▶ [DIRECTION]
Exactly as they appear, output all of the entries.

▶ [RECORDS PROVIDED]
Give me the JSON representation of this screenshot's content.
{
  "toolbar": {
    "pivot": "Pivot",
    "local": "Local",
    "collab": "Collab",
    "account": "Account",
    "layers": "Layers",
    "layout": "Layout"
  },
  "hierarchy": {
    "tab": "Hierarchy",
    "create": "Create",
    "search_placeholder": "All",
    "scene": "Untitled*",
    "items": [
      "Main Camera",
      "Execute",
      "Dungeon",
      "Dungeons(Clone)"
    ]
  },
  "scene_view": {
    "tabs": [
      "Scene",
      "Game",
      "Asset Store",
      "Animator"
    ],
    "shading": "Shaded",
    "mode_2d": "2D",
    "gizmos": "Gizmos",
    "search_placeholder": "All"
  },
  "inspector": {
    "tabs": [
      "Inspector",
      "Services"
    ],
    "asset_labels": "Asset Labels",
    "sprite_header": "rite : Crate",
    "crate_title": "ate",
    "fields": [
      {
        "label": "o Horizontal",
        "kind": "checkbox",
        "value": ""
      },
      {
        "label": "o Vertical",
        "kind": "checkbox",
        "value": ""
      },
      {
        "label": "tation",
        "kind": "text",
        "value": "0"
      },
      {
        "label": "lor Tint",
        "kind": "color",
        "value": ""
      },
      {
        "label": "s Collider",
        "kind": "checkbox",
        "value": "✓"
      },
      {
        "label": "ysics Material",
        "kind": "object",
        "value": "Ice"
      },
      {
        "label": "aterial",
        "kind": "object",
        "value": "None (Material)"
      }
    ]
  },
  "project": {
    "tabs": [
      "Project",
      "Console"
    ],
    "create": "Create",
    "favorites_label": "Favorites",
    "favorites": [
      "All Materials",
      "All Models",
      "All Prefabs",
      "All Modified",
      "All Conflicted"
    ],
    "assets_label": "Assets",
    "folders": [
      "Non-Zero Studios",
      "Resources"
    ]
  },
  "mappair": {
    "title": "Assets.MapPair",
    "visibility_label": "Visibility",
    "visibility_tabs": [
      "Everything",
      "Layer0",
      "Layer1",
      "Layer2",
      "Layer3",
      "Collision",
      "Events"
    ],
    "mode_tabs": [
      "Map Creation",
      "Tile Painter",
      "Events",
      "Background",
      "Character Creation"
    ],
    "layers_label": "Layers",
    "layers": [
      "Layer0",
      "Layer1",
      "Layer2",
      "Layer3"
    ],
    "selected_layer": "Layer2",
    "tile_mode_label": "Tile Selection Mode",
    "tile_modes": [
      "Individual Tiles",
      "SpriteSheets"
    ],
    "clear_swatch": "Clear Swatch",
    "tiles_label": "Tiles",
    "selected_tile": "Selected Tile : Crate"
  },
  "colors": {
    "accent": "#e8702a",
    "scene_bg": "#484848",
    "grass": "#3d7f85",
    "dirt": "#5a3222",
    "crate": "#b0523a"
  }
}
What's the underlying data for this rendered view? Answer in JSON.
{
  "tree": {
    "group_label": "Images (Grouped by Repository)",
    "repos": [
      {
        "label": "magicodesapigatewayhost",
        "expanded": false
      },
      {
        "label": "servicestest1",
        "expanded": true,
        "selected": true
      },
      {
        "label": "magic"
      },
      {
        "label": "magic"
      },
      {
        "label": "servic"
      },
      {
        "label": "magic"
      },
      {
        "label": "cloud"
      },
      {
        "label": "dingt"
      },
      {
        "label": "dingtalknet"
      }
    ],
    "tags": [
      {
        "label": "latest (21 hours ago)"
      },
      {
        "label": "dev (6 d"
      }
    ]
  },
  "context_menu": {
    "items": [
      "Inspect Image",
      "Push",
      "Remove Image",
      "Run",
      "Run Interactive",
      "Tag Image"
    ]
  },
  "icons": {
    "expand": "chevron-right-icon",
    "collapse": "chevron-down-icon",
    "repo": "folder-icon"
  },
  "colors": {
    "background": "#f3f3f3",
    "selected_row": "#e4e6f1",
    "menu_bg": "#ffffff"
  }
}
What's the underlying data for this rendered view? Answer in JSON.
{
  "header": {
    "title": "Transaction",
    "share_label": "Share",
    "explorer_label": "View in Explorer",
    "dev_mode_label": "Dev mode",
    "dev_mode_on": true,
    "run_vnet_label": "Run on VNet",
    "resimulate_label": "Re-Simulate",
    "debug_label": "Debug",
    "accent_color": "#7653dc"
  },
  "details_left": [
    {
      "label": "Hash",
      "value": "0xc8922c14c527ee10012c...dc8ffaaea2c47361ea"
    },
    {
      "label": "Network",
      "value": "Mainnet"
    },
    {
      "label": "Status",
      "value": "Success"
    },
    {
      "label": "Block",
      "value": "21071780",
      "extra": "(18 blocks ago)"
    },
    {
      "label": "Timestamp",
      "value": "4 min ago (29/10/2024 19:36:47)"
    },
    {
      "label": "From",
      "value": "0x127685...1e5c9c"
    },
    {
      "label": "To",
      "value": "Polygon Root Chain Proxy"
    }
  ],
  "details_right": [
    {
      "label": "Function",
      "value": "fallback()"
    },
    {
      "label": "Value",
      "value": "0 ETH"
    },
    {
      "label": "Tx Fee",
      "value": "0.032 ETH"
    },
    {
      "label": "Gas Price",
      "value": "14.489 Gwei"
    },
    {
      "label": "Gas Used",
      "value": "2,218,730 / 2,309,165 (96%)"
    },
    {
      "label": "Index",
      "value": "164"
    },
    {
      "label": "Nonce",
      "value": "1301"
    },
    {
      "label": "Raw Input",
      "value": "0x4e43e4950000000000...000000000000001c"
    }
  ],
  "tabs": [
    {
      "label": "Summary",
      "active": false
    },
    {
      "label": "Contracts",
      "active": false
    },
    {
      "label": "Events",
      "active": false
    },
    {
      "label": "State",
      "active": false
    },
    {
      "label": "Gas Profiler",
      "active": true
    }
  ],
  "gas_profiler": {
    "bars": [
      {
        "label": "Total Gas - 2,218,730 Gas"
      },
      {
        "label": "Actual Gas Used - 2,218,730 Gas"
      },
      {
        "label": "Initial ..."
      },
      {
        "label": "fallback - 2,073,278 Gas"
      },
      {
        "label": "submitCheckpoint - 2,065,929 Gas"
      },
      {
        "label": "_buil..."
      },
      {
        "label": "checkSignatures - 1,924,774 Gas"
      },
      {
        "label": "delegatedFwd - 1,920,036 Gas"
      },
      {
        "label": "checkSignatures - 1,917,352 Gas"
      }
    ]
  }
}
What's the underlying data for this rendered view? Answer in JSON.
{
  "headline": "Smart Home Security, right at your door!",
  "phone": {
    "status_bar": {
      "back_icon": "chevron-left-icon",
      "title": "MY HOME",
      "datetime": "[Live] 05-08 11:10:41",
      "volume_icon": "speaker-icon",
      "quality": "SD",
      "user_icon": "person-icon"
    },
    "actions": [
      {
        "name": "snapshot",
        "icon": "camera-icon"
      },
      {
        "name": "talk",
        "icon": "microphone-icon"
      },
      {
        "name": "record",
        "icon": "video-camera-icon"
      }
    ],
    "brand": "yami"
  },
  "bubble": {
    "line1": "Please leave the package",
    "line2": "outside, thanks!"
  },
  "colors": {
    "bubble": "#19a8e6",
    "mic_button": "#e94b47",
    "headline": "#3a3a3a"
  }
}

▶ [ANSWER TO THIS EXERCISE]
Give me the JSON representation of this screenshot's content.
{
  "toolbar": {
    "pivot": "Pivot",
    "local": "Local",
    "collab": "Collab",
    "account": "Account",
    "layers": "Layers",
    "layout": "Layout"
  },
  "hierarchy": {
    "tab": "Hierarchy",
    "create": "Create",
    "search_placeholder": "All",
    "scene": "Untitled*",
    "items": [
      "Main Camera",
      "Execute",
      "Dungeon",
      "Dungeons(Clone)"
    ]
  },
  "scene_view": {
    "tabs": [
      "Scene",
      "Game",
      "Asset Store",
      "Animator"
    ],
    "shading": "Shaded",
    "mode_2d": "2D",
    "gizmos": "Gizmos",
    "search_placeholder": "All"
  },
  "inspector": {
    "tabs": [
      "Inspector",
      "Services"
    ],
    "asset_labels": "Asset Labels",
    "sprite_header": "rite : Crate",
    "crate_title": "ate",
    "fields": [
      {
        "label": "o Horizontal",
        "kind": "checkbox",
        "value": ""
      },
      {
        "label": "o Vertical",
        "kind": "checkbox",
        "value": ""
      },
      {
        "label": "tation",
        "kind": "text",
        "value": "0"
      },
      {
        "label": "lor Tint",
        "kind": "color",
        "value": ""
      },
      {
        "label": "s Collider",
        "kind": "checkbox",
        "value": "✓"
      },
      {
        "label": "ysics Material",
        "kind": "object",
        "value": "Ice"
      },
      {
        "label": "aterial",
        "kind": "object",
        "value": "None (Material)"
      }
    ]
  },
  "project": {
    "tabs": [
      "Project",
      "Console"
    ],
    "create": "Create",
    "favorites_label": "Favorites",
    "favorites": [
      "All Materials",
      "All Models",
      "All Prefabs",
      "All Modified",
      "All Conflicted"
    ],
    "assets_label": "Assets",
    "folders": [
      "Non-Zero Studios",
      "Resources"
    ]
  },
  "mappair": {
    "title": "Assets.MapPair",
    "visibility_label": "Visibility",
    "visibility_tabs": [
      "Everything",
      "Layer0",
      "Layer1",
      "Layer2",
      "Layer3",
      "Collision",
      "Events"
    ],
    "mode_tabs": [
      "Map Creation",
      "Tile Painter",
      "Events",
      "Background",
      "Character Creation"
    ],
    "layers_label": "Layers",
    "layers": [
      "Layer0",
      "Layer1",
      "Layer2",
      "Layer3"
    ],
    "selected_layer": "Layer2",
    "tile_mode_label": "Tile Selection Mode",
    "tile_modes": [
      "Individual Tiles",
      "SpriteSheets"
    ],
    "clear_swatch": "Clear Swatch",
    "tiles_label": "Tiles",
    "selected_tile": "Selected Tile : Crate"
  },
  "colors": {
    "accent": "#e8702a",
    "scene_bg": "#484848",
    "grass": "#3d7f85",
    "dirt": "#5a3222",
    "crate": "#b0523a"
  }
}
What's the underlying data for this rendered view? Answer in JSON.
{
  "tree": {
    "group_label": "Images (Grouped by Repository)",
    "repos": [
      {
        "label": "magicodesapigatewayhost",
        "expanded": false
      },
      {
        "label": "servicestest1",
        "expanded": true,
        "selected": true
      },
      {
        "label": "magic"
      },
      {
        "label": "magic"
      },
      {
        "label": "servic"
      },
      {
        "label": "magic"
      },
      {
        "label": "cloud"
      },
      {
        "label": "dingt"
      },
      {
        "label": "dingtalknet"
      }
    ],
    "tags": [
      {
        "label": "latest (21 hours ago)"
      },
      {
        "label": "dev (6 d"
      }
    ]
  },
  "context_menu": {
    "items": [
      "Inspect Image",
      "Push",
      "Remove Image",
      "Run",
      "Run Interactive",
      "Tag Image"
    ]
  },
  "icons": {
    "expand": "chevron-right-icon",
    "collapse": "chevron-down-icon",
    "repo": "folder-icon"
  },
  "colors": {
    "background": "#f3f3f3",
    "selected_row": "#e4e6f1",
    "menu_bg": "#ffffff"
  }
}
What's the underlying data for this rendered view? Answer in JSON.
{
  "header": {
    "title": "Transaction",
    "share_label": "Share",
    "explorer_label": "View in Explorer",
    "dev_mode_label": "Dev mode",
    "dev_mode_on": true,
    "run_vnet_label": "Run on VNet",
    "resimulate_label": "Re-Simulate",
    "debug_label": "Debug",
    "accent_color": "#7653dc"
  },
  "details_left": [
    {
      "label": "Hash",
      "value": "0xc8922c14c527ee10012c...dc8ffaaea2c47361ea"
    },
    {
      "label": "Network",
      "value": "Mainnet"
    },
    {
      "label": "Status",
      "value": "Success"
    },
    {
      "label": "Block",
      "value": "21071780",
      "extra": "(18 blocks ago)"
    },
    {
      "label": "Timestamp",
      "value": "4 min ago (29/10/2024 19:36:47)"
    },
    {
      "label": "From",
      "value": "0x127685...1e5c9c"
    },
    {
      "label": "To",
      "value": "Polygon Root Chain Proxy"
    }
  ],
  "details_right": [
    {
      "label": "Function",
      "value": "fallback()"
    },
    {
      "label": "Value",
      "value": "0 ETH"
    },
    {
      "label": "Tx Fee",
      "value": "0.032 ETH"
    },
    {
      "label": "Gas Price",
      "value": "14.489 Gwei"
    },
    {
      "label": "Gas Used",
      "value": "2,218,730 / 2,309,165 (96%)"
    },
    {
      "label": "Index",
      "value": "164"
    },
    {
      "label": "Nonce",
      "value": "1301"
    },
    {
      "label": "Raw Input",
      "value": "0x4e43e4950000000000...000000000000001c"
    }
  ],
  "tabs": [
    {
      "label": "Summary",
      "active": false
    },
    {
      "label": "Contracts",
      "active": false
    },
    {
      "label": "Events",
      "active": false
    },
    {
      "label": "State",
      "active": false
    },
    {
      "label": "Gas Profiler",
      "active": true
    }
  ],
  "gas_profiler": {
    "bars": [
      {
        "label": "Total Gas - 2,218,730 Gas"
      },
      {
        "label": "Actual Gas Used - 2,218,730 Gas"
      },
      {
        "label": "Initial ..."
      },
      {
        "label": "fallback - 2,073,278 Gas"
      },
      {
        "label": "submitCheckpoint - 2,065,929 Gas"
      },
      {
        "label": "_buil..."
      },
      {
        "label": "checkSignatures - 1,924,774 Gas"
      },
      {
        "label": "delegatedFwd - 1,920,036 Gas"
      },
      {
        "label": "checkSignatures - 1,917,352 Gas"
      }
    ]
  }
}
What's the underlying data for this rendered view? Answer in JSON.
{
  "headline": "Smart Home Security, right at your door!",
  "phone": {
    "status_bar": {
      "back_icon": "chevron-left-icon",
      "title": "MY HOME",
      "datetime": "[Live] 05-08 11:10:41",
      "volume_icon": "speaker-icon",
      "quality": "SD",
      "user_icon": "person-icon"
    },
    "actions": [
      {
        "name": "snapshot",
        "icon": "camera-icon"
      },
      {
        "name": "talk",
        "icon": "microphone-icon"
      },
      {
        "name": "record",
        "icon": "video-camera-icon"
      }
    ],
    "brand": "yami"
  },
  "bubble": {
    "line1": "Please leave the package",
    "line2": "outside, thanks!"
  },
  "colors": {
    "bubble": "#19a8e6",
    "mic_button": "#e94b47",
    "headline": "#3a3a3a"
  }
}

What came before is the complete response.